Task
Give the data below again, word for word.

◇ ◇ ◇ ◇ ◇

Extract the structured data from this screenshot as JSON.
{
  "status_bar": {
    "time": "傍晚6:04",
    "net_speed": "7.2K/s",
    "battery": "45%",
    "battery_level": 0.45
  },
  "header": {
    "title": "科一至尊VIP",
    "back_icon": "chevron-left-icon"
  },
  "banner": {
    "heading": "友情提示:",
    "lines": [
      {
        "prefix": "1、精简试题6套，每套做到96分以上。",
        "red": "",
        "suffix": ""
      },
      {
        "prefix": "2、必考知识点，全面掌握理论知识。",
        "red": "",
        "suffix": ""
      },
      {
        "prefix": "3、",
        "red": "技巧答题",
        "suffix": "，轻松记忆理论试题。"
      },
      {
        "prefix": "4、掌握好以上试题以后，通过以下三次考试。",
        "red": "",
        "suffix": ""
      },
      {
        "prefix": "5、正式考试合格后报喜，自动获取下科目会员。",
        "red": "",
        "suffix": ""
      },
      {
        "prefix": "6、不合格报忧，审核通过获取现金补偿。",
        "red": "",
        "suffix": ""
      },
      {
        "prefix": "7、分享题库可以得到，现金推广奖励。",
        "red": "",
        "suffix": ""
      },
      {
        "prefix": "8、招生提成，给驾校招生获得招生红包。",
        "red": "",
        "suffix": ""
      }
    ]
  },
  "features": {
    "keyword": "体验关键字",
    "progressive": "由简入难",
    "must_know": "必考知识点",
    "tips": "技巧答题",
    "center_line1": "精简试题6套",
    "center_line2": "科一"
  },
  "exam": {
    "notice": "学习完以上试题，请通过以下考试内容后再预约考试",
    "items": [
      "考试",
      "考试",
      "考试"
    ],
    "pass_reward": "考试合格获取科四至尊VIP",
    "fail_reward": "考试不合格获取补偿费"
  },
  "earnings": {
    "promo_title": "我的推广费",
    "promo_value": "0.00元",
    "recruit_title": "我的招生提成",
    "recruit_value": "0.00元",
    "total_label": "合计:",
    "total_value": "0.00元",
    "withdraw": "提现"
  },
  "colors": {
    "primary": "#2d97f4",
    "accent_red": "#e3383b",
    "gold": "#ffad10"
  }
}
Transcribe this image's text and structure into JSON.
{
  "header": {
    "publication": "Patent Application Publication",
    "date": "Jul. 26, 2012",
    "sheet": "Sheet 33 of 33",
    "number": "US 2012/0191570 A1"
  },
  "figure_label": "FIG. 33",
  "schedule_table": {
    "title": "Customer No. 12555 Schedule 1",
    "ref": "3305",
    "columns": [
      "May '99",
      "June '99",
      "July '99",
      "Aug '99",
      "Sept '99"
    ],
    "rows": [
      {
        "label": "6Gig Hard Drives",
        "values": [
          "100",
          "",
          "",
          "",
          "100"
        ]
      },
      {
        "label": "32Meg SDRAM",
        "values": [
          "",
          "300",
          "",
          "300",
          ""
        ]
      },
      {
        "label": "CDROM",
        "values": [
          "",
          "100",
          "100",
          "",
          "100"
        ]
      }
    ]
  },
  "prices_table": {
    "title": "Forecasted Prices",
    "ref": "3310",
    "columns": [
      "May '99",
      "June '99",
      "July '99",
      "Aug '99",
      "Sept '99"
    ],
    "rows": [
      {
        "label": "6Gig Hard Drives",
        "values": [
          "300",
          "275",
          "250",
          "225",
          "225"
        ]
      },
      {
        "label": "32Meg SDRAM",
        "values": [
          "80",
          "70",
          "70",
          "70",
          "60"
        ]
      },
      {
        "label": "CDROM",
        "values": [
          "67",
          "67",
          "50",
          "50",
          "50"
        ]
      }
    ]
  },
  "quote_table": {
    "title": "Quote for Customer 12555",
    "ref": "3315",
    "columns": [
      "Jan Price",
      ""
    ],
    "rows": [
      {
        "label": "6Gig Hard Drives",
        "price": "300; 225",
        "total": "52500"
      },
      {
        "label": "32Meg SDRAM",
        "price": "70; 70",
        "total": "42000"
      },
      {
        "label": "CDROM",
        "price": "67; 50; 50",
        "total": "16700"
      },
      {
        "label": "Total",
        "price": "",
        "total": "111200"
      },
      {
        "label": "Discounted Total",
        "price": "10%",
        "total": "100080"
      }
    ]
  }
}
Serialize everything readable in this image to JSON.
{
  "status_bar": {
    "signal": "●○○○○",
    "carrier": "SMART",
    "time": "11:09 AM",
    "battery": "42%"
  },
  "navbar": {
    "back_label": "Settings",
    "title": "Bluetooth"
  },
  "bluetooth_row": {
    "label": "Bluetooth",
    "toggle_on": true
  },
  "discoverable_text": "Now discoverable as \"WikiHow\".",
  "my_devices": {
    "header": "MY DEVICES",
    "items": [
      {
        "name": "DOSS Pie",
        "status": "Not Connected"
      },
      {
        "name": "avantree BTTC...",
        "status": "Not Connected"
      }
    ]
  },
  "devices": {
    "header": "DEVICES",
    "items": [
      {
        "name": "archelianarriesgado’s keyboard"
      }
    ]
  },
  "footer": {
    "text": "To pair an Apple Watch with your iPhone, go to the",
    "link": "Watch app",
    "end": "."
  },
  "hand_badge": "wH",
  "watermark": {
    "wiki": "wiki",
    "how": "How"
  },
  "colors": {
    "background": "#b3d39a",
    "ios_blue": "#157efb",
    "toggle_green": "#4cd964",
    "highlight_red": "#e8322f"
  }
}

◇ ◇ ◇ ◇ ◇

Reply
Extract the structured data from this screenshot as JSON.
{
  "status_bar": {
    "time": "傍晚6:04",
    "net_speed": "7.2K/s",
    "battery": "45%",
    "battery_level": 0.45
  },
  "header": {
    "title": "科一至尊VIP",
    "back_icon": "chevron-left-icon"
  },
  "banner": {
    "heading": "友情提示:",
    "lines": [
      {
        "prefix": "1、精简试题6套，每套做到96分以上。",
        "red": "",
        "suffix": ""
      },
      {
        "prefix": "2、必考知识点，全面掌握理论知识。",
        "red": "",
        "suffix": ""
      },
      {
        "prefix": "3、",
        "red": "技巧答题",
        "suffix": "，轻松记忆理论试题。"
      },
      {
        "prefix": "4、掌握好以上试题以后，通过以下三次考试。",
        "red": "",
        "suffix": ""
      },
      {
        "prefix": "5、正式考试合格后报喜，自动获取下科目会员。",
        "red": "",
        "suffix": ""
      },
      {
        "prefix": "6、不合格报忧，审核通过获取现金补偿。",
        "red": "",
        "suffix": ""
      },
      {
        "prefix": "7、分享题库可以得到，现金推广奖励。",
        "red": "",
        "suffix": ""
      },
      {
        "prefix": "8、招生提成，给驾校招生获得招生红包。",
        "red": "",
        "suffix": ""
      }
    ]
  },
  "features": {
    "keyword": "体验关键字",
    "progressive": "由简入难",
    "must_know": "必考知识点",
    "tips": "技巧答题",
    "center_line1": "精简试题6套",
    "center_line2": "科一"
  },
  "exam": {
    "notice": "学习完以上试题，请通过以下考试内容后再预约考试",
    "items": [
      "考试",
      "考试",
      "考试"
    ],
    "pass_reward": "考试合格获取科四至尊VIP",
    "fail_reward": "考试不合格获取补偿费"
  },
  "earnings": {
    "promo_title": "我的推广费",
    "promo_value": "0.00元",
    "recruit_title": "我的招生提成",
    "recruit_value": "0.00元",
    "total_label": "合计:",
    "total_value": "0.00元",
    "withdraw": "提现"
  },
  "colors": {
    "primary": "#2d97f4",
    "accent_red": "#e3383b",
    "gold": "#ffad10"
  }
}
Transcribe this image's text and structure into JSON.
{
  "header": {
    "publication": "Patent Application Publication",
    "date": "Jul. 26, 2012",
    "sheet": "Sheet 33 of 33",
    "number": "US 2012/0191570 A1"
  },
  "figure_label": "FIG. 33",
  "schedule_table": {
    "title": "Customer No. 12555 Schedule 1",
    "ref": "3305",
    "columns": [
      "May '99",
      "June '99",
      "July '99",
      "Aug '99",
      "Sept '99"
    ],
    "rows": [
      {
        "label": "6Gig Hard Drives",
        "values": [
          "100",
          "",
          "",
          "",
          "100"
        ]
      },
      {
        "label": "32Meg SDRAM",
        "values": [
          "",
          "300",
          "",
          "300",
          ""
        ]
      },
      {
        "label": "CDROM",
        "values": [
          "",
          "100",
          "100",
          "",
          "100"
        ]
      }
    ]
  },
  "prices_table": {
    "title": "Forecasted Prices",
    "ref": "3310",
    "columns": [
      "May '99",
      "June '99",
      "July '99",
      "Aug '99",
      "Sept '99"
    ],
    "rows": [
      {
        "label": "6Gig Hard Drives",
        "values": [
          "300",
          "275",
          "250",
          "225",
          "225"
        ]
      },
      {
        "label": "32Meg SDRAM",
        "values": [
          "80",
          "70",
          "70",
          "70",
          "60"
        ]
      },
      {
        "label": "CDROM",
        "values": [
          "67",
          "67",
          "50",
          "50",
          "50"
        ]
      }
    ]
  },
  "quote_table": {
    "title": "Quote for Customer 12555",
    "ref": "3315",
    "columns": [
      "Jan Price",
      ""
    ],
    "rows": [
      {
        "label": "6Gig Hard Drives",
        "price": "300; 225",
        "total": "52500"
      },
      {
        "label": "32Meg SDRAM",
        "price": "70; 70",
        "total": "42000"
      },
      {
        "label": "CDROM",
        "price": "67; 50; 50",
        "total": "16700"
      },
      {
        "label": "Total",
        "price": "",
        "total": "111200"
      },
      {
        "label": "Discounted Total",
        "price": "10%",
        "total": "100080"
      }
    ]
  }
}
Serialize everything readable in this image to JSON.
{
  "status_bar": {
    "signal": "●○○○○",
    "carrier": "SMART",
    "time": "11:09 AM",
    "battery": "42%"
  },
  "navbar": {
    "back_label": "Settings",
    "title": "Bluetooth"
  },
  "bluetooth_row": {
    "label": "Bluetooth",
    "toggle_on": true
  },
  "discoverable_text": "Now discoverable as \"WikiHow\".",
  "my_devices": {
    "header": "MY DEVICES",
    "items": [
      {
        "name": "DOSS Pie",
        "status": "Not Connected"
      },
      {
        "name": "avantree BTTC...",
        "status": "Not Connected"
      }
    ]
  },
  "devices": {
    "header": "DEVICES",
    "items": [
      {
        "name": "archelianarriesgado’s keyboard"
      }
    ]
  },
  "footer": {
    "text": "To pair an Apple Watch with your iPhone, go to the",
    "link": "Watch app",
    "end": "."
  },
  "hand_badge": "wH",
  "watermark": {
    "wiki": "wiki",
    "how": "How"
  },
  "colors": {
    "background": "#b3d39a",
    "ios_blue": "#157efb",
    "toggle_green": "#4cd964",
    "highlight_red": "#e8322f"
  }
}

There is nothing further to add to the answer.